• PROBLEM DETAILS
Extract, from the listing that follows, each line containing the word "FILTER".

• DATASET EXCERPTS
****************************************
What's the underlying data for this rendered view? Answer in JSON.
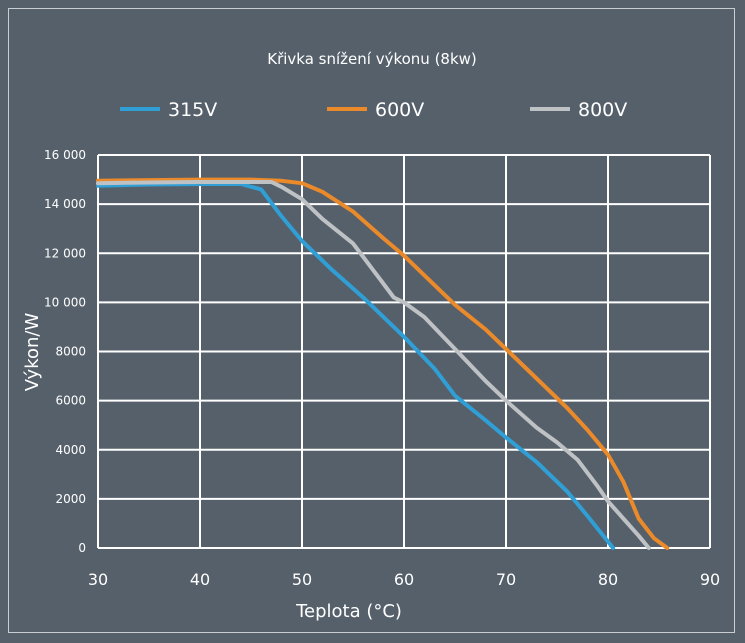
{
  "chart_data": {
    "type": "line",
    "title": "Křivka snížení výkonu (8kw)",
    "xlabel": "Teplota (°C)",
    "ylabel": "Výkon/W",
    "xlim": [
      30,
      90
    ],
    "ylim": [
      0,
      16000
    ],
    "x_ticks": [
      30,
      40,
      50,
      60,
      70,
      80,
      90
    ],
    "x_tick_labels": [
      "30",
      "40",
      "50",
      "60",
      "70",
      "80",
      "90"
    ],
    "y_ticks": [
      0,
      2000,
      4000,
      6000,
      8000,
      10000,
      12000,
      14000,
      16000
    ],
    "y_tick_labels": [
      "0",
      "2000",
      "4000",
      "6000",
      "8000",
      "10 000",
      "12 000",
      "14 000",
      "16 000"
    ],
    "grid": true,
    "legend_position": "top",
    "series": [
      {
        "name": "315V",
        "color": "#2f9fd6",
        "points": [
          [
            30,
            14750
          ],
          [
            35,
            14800
          ],
          [
            40,
            14820
          ],
          [
            44,
            14820
          ],
          [
            46,
            14600
          ],
          [
            48,
            13500
          ],
          [
            50,
            12500
          ],
          [
            53,
            11300
          ],
          [
            56,
            10200
          ],
          [
            60,
            8600
          ],
          [
            63,
            7300
          ],
          [
            65,
            6200
          ],
          [
            68,
            5200
          ],
          [
            70,
            4500
          ],
          [
            73,
            3500
          ],
          [
            76,
            2300
          ],
          [
            78,
            1300
          ],
          [
            80.5,
            0
          ]
        ]
      },
      {
        "name": "600V",
        "color": "#ea8a2a",
        "points": [
          [
            30,
            14950
          ],
          [
            35,
            14980
          ],
          [
            40,
            15000
          ],
          [
            45,
            15000
          ],
          [
            48,
            14950
          ],
          [
            50,
            14850
          ],
          [
            52,
            14500
          ],
          [
            55,
            13700
          ],
          [
            58,
            12600
          ],
          [
            60,
            11900
          ],
          [
            63,
            10700
          ],
          [
            65,
            9900
          ],
          [
            68,
            8900
          ],
          [
            70,
            8100
          ],
          [
            73,
            6900
          ],
          [
            76,
            5700
          ],
          [
            78,
            4800
          ],
          [
            80,
            3800
          ],
          [
            81.5,
            2700
          ],
          [
            83,
            1200
          ],
          [
            84.5,
            400
          ],
          [
            85.8,
            0
          ]
        ]
      },
      {
        "name": "800V",
        "color": "#bfc2c5",
        "points": [
          [
            30,
            14850
          ],
          [
            35,
            14880
          ],
          [
            40,
            14900
          ],
          [
            45,
            14900
          ],
          [
            47,
            14900
          ],
          [
            48,
            14700
          ],
          [
            50,
            14200
          ],
          [
            52,
            13400
          ],
          [
            55,
            12400
          ],
          [
            57,
            11300
          ],
          [
            59,
            10200
          ],
          [
            60,
            10000
          ],
          [
            62,
            9400
          ],
          [
            65,
            8100
          ],
          [
            68,
            6800
          ],
          [
            70,
            6000
          ],
          [
            73,
            4900
          ],
          [
            75,
            4300
          ],
          [
            77,
            3600
          ],
          [
            79,
            2500
          ],
          [
            80,
            1900
          ],
          [
            81.5,
            1200
          ],
          [
            83,
            500
          ],
          [
            84,
            0
          ]
        ]
      }
    ]
  }
}
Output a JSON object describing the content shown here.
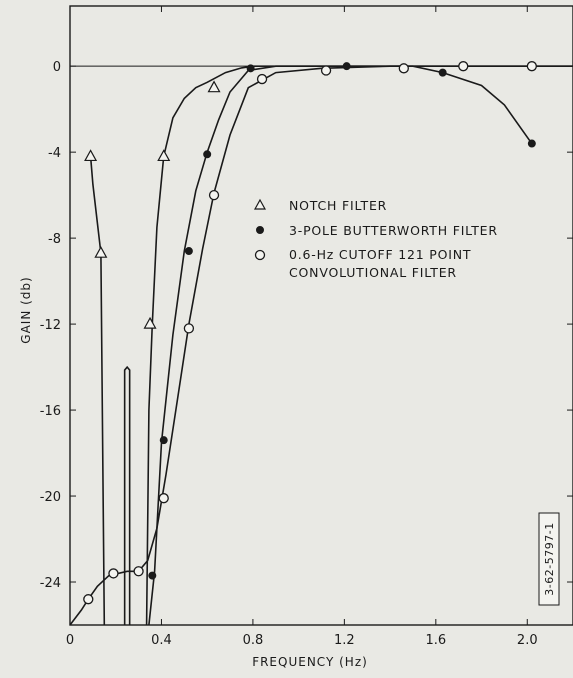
{
  "chart_data": {
    "type": "line",
    "title": "",
    "xlabel": "FREQUENCY (Hz)",
    "ylabel": "GAIN (db)",
    "xlim": [
      0,
      2.2
    ],
    "ylim": [
      -26,
      2.8
    ],
    "x_ticks": [
      0,
      0.4,
      0.8,
      1.2,
      1.6,
      2.0
    ],
    "x_tick_labels": [
      "0",
      "0.4",
      "0.8",
      "1.2",
      "1.6",
      "2.0"
    ],
    "y_ticks": [
      0,
      -4,
      -8,
      -12,
      -16,
      -20,
      -24
    ],
    "y_tick_labels": [
      "0",
      "-4",
      "-8",
      "-12",
      "-16",
      "-20",
      "-24"
    ],
    "grid": false,
    "legend_position": "center-right",
    "reference_label": "3-62-5797-1",
    "series": [
      {
        "name": "NOTCH FILTER",
        "marker": "open-triangle",
        "lines": [
          {
            "x": [
              0.09,
              0.1,
              0.12,
              0.135,
              0.15
            ],
            "y": [
              -4.2,
              -5.5,
              -7.3,
              -8.7,
              -26
            ]
          },
          {
            "x": [
              0.335,
              0.345,
              0.36,
              0.38,
              0.41,
              0.45,
              0.5,
              0.55,
              0.6,
              0.68,
              0.75,
              0.8,
              0.85,
              2.2
            ],
            "y": [
              -26,
              -16,
              -12,
              -7.5,
              -4.2,
              -2.4,
              -1.5,
              -1.0,
              -0.75,
              -0.3,
              -0.08,
              0,
              0,
              0
            ]
          }
        ],
        "points": {
          "x": [
            0.09,
            0.135,
            0.35,
            0.41,
            0.63
          ],
          "y": [
            -4.2,
            -8.7,
            -12,
            -4.2,
            -1.0
          ]
        },
        "spike": {
          "x": 0.25,
          "y_top": -14,
          "y_bottom": -26
        }
      },
      {
        "name": "3-POLE BUTTERWORTH FILTER",
        "marker": "filled-circle",
        "x": [
          0.345,
          0.37,
          0.4,
          0.45,
          0.5,
          0.55,
          0.6,
          0.65,
          0.7,
          0.78,
          0.9,
          1.2,
          1.5,
          1.63,
          1.8,
          1.9,
          2.02
        ],
        "y": [
          -26,
          -23.5,
          -17.5,
          -12.5,
          -8.6,
          -5.8,
          -4.0,
          -2.5,
          -1.2,
          -0.2,
          0,
          0,
          0,
          -0.3,
          -0.9,
          -1.8,
          -3.6
        ],
        "points": {
          "x": [
            0.36,
            0.41,
            0.52,
            0.6,
            0.79,
            1.21,
            1.63,
            2.02
          ],
          "y": [
            -23.7,
            -17.4,
            -8.6,
            -4.1,
            -0.1,
            0,
            -0.3,
            -3.6
          ]
        }
      },
      {
        "name": "0.6-Hz CUTOFF 121 POINT CONVOLUTIONAL FILTER",
        "legend_lines": [
          "0.6-Hz CUTOFF 121 POINT",
          "CONVOLUTIONAL FILTER"
        ],
        "marker": "open-circle",
        "x": [
          0,
          0.05,
          0.08,
          0.12,
          0.17,
          0.25,
          0.3,
          0.34,
          0.38,
          0.42,
          0.47,
          0.52,
          0.58,
          0.63,
          0.7,
          0.78,
          0.9,
          1.1,
          1.4,
          2.2
        ],
        "y": [
          -26,
          -25.3,
          -24.8,
          -24.2,
          -23.7,
          -23.5,
          -23.5,
          -23.0,
          -21.5,
          -19.0,
          -15.5,
          -12.0,
          -8.5,
          -5.9,
          -3.2,
          -1.0,
          -0.3,
          -0.1,
          0,
          0
        ],
        "points": {
          "x": [
            0.08,
            0.19,
            0.3,
            0.41,
            0.52,
            0.63,
            0.84,
            1.12,
            1.46,
            1.72,
            2.02
          ],
          "y": [
            -24.8,
            -23.6,
            -23.5,
            -20.1,
            -12.2,
            -6.0,
            -0.6,
            -0.2,
            -0.1,
            0,
            0
          ]
        }
      }
    ]
  }
}
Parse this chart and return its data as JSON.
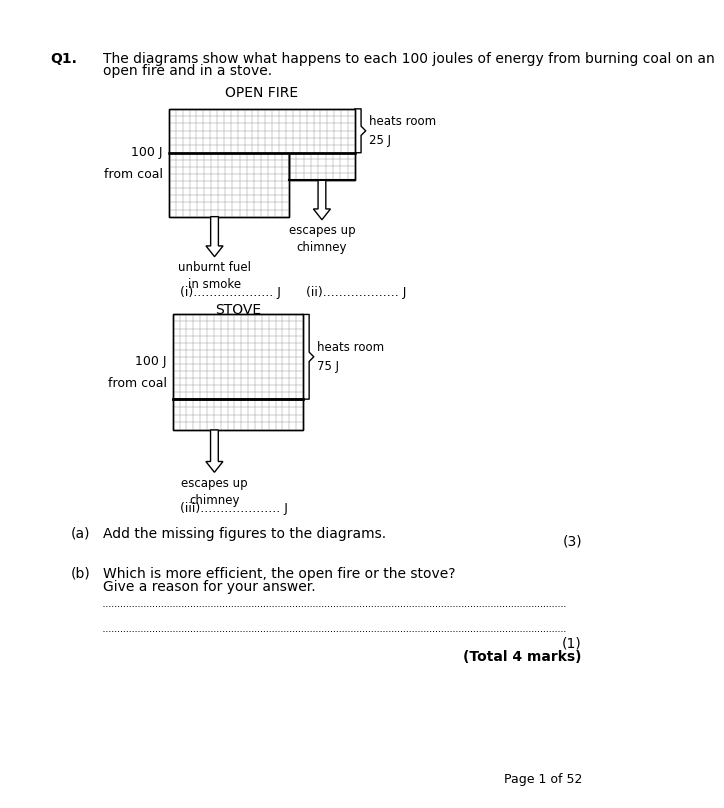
****************************************
• ANSWER FOR THIS EXERCISE
        "name": "NOTCH FILTER",
        "name": "3-POLE BUTTERWORTH FILTER",
        "name": "0.6-Hz CUTOFF 121 POINT CONVOLUTIONAL FILTER",
          "CONVOLUTIONAL FILTER"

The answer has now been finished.